## SÉRIE D'EXERCICES
1) D'après l'article sur les funérailles, à quoi les évêques demandent-ils de se limiter en cas d'obsèques ?
2) Poursuivez l'article sur les funérailles à partir de la question sur laquelle il s'arrête.

***** PASSAGE CITÉ *****

Funérailles et Covid-19 : Les Evêques du Sénégal privilégient le rite du dernier adieu au cimetière


« En cas d’obsèques, nous demandons à tous de se limiter uniquement à l’absoute, au Cimetière, en présence de la famille restreinte », instruisent les Evêques dans leur troisième communiqué sur la pandémie du coronavirus. Fidespost revient pour ses lecteurs sur le sens et l’importance ce rite.


Disons-le tout de suite : en décidant de ne plus proposer de célébration des funérailles sans eucharistie, en cette période de pandémie du coronavirus, il ne s’agit pas pour les Evêques de proposer des funérailles au rabais. Il est aussi important de rappeler que l’Eglise catholique admet la possibilité de célébrer les funérailles avec ou sans eucharistie mais aussi et surtout que le dernier adieu est un moment fort de la liturgie des funérailles.

Quel est son sens ?

***** EXTRAIT DE DONNÉES *****

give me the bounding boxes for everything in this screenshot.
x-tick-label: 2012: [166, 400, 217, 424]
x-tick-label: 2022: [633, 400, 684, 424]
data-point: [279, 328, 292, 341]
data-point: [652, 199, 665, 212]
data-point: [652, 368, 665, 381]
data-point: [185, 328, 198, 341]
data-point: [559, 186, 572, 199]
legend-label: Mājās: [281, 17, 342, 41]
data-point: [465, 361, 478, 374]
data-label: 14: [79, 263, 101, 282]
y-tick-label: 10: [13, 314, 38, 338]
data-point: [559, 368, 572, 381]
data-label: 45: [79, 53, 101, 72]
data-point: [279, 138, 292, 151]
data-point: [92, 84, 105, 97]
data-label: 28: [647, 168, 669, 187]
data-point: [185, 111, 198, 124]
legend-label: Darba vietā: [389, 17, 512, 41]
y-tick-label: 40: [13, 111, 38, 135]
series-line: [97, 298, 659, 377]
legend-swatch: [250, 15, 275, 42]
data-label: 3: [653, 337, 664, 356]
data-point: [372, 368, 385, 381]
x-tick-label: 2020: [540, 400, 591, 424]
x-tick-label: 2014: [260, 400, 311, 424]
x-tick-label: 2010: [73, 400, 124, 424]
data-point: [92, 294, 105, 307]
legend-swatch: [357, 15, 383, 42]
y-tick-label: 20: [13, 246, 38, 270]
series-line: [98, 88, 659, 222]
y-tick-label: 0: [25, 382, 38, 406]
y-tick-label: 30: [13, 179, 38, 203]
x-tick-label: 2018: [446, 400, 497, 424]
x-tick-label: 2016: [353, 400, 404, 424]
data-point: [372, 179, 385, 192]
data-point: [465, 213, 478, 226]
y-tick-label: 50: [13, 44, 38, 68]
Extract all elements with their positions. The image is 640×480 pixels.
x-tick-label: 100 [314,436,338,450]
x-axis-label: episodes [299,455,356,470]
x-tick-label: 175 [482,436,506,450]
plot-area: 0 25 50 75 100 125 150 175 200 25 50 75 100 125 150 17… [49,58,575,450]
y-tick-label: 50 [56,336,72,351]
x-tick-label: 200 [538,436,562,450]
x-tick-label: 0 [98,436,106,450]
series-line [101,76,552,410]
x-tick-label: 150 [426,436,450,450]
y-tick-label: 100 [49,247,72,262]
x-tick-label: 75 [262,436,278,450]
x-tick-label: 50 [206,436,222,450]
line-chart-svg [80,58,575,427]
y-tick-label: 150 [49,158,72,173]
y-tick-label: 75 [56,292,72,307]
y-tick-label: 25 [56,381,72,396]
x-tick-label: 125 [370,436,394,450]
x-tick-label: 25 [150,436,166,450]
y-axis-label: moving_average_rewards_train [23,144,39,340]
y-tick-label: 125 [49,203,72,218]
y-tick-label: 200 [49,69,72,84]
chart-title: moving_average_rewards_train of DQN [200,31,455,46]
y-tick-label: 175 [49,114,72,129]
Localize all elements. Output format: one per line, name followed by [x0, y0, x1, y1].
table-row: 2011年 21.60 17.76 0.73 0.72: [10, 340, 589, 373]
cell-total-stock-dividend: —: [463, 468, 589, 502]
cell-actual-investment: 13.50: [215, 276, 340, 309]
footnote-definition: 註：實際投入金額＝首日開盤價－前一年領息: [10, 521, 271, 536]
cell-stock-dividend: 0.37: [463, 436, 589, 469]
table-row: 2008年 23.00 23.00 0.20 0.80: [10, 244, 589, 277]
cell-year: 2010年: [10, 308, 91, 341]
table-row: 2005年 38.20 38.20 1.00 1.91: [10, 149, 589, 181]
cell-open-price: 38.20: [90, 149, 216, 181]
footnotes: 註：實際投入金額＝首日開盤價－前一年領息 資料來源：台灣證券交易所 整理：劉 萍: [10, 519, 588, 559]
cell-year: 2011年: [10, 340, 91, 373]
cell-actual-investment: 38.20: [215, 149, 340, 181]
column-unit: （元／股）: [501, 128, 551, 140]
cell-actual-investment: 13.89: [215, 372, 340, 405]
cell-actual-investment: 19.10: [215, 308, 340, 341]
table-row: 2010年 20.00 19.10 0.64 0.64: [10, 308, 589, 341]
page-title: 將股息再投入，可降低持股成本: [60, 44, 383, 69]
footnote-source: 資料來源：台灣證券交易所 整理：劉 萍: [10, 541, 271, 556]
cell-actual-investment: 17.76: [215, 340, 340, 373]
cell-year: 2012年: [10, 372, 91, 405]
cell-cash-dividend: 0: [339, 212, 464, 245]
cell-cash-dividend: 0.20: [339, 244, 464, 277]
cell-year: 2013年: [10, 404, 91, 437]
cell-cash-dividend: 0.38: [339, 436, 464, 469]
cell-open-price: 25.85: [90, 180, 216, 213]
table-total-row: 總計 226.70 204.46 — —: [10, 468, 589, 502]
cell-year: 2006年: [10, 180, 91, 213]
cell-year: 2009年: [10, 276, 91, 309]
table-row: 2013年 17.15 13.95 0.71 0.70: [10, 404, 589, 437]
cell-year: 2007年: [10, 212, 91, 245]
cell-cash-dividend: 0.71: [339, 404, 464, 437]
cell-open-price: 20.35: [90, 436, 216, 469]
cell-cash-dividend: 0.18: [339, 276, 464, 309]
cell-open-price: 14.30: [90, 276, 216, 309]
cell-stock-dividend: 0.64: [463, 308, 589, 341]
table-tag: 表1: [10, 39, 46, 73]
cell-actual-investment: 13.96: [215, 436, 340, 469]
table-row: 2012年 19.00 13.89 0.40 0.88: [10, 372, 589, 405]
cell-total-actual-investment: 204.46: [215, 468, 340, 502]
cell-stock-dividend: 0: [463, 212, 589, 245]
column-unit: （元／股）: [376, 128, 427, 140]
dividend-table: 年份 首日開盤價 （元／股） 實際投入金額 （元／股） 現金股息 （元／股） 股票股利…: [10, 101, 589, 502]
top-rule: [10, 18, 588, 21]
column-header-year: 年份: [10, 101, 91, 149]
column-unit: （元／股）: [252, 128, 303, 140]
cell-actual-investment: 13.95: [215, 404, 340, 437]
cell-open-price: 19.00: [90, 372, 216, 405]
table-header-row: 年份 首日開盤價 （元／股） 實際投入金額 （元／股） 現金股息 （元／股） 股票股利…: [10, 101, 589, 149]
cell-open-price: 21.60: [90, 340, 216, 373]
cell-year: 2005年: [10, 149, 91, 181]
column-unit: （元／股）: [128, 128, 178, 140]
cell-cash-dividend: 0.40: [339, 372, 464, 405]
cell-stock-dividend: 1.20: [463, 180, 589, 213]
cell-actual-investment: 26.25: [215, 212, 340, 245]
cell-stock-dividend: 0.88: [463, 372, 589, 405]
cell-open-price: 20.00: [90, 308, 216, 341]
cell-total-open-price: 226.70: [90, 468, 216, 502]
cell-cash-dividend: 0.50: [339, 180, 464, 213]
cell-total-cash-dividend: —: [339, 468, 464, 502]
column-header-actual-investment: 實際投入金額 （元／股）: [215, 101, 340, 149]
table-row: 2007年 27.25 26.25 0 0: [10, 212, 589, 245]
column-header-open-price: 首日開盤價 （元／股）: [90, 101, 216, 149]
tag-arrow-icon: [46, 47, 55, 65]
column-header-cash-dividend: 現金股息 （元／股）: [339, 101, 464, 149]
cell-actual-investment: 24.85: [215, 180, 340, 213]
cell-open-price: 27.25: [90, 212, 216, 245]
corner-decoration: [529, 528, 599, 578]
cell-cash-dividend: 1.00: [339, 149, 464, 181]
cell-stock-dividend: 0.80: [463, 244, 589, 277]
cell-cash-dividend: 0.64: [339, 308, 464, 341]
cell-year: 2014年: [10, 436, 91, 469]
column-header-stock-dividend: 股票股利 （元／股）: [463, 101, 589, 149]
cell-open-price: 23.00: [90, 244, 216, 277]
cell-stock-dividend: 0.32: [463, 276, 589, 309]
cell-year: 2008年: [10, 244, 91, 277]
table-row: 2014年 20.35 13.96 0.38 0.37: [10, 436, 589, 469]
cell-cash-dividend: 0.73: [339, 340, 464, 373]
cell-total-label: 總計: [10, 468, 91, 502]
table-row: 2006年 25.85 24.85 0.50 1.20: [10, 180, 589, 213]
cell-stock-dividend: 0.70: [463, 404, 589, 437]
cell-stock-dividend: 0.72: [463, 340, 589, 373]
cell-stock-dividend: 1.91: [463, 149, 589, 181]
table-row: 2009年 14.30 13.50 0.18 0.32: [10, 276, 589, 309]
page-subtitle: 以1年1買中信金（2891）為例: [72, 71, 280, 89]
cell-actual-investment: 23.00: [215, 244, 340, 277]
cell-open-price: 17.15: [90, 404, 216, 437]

*****

## RÉPONSES PAR EXERCICE
1) À l'absoute, au cimetière, en présence de la famille restreinte.

2)
En réalité le mot « absoute » (du latin « absolvere » qui signifie délier dans le sens de l’absolution) n’est plus utilisé dans l’actuel Rituel des funérailles. On parle plutôt de « dernier adieu ». Dans l’ancien Rituel, il désignait le moment d’absoudre le défunt de tous ses péchés (cf. le chant du « Libera me »), à la fin de la cérémonie à l’église. Le défunt faisait en quelque sorte ses adieux…

Dans le nouveau Rituel des funérailles, on parle « dernier adieu » ou « d’ultime recommandation ». En effet, « ce rite veut exprimer le dernier adieu par lequel la communauté chrétienne salue un de ses membres avant que le corps ne soit emporté ou inhumé. » (cf. La célébration des obsèques – Rituel des funérailles I, n°99). C’est un acte de confiance plutôt que de demande purification à la différence de absoute.

A travers ce rite, le défunt est « remis » ou « confié » à Dieu par toute la communauté, « dans l’espoir de nous revoir ». Il s’agit du « sommet de l’adieu de toute l’assemblée au défunt ».


En tant que dernier moment de la célébration, il permet à la communauté de revivre, à travers des gestes et des chants, une grande proximité avec le défunt ainsi que le souvenir non seulement de ce qu’il est pour les proches ou pour l’assemblée mais aussi pour Dieu.

Les gestes du dernier adieu

Les gestes et signes du dernier adieu sont principalement l’encensement et la l’aspersion, « rappel du baptême », lien qui unit dans la foi l’assemblée et le défunt, et signe de respect pour le corps d’un chrétien qui a été le « temple de l’Esprit saint » (cf. Rituel, n°102).

L’encensement toujours facultatif tout en indiquant le respect du corps se présente comme un symbole de la prière qui monte devant Dieu.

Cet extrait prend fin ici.